LISTED ENTRIES |
━━━━━━━━━━━━━━━━━━━━━━━━━━━━━━

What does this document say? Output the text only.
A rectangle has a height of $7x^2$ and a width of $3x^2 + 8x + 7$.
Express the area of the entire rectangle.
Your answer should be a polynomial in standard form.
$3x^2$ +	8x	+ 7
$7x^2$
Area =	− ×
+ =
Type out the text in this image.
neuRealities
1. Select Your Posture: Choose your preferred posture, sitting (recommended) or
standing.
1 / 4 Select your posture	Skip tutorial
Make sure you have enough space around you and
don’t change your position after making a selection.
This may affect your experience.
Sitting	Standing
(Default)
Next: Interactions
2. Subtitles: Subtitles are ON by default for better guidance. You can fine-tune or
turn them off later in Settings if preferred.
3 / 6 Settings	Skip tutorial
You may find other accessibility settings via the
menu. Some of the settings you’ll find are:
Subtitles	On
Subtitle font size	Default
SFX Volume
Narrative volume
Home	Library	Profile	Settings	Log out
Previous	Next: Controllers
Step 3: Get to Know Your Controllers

━━━━━━━━━━━━━━━━━━━━━━━━━━━━━━

SHORT TASK | Identify the lines in the entries that hold "Next" and return each one.

RESPONSE TO THIS TASK |
Next: Interactions
Previous	Next: Controllers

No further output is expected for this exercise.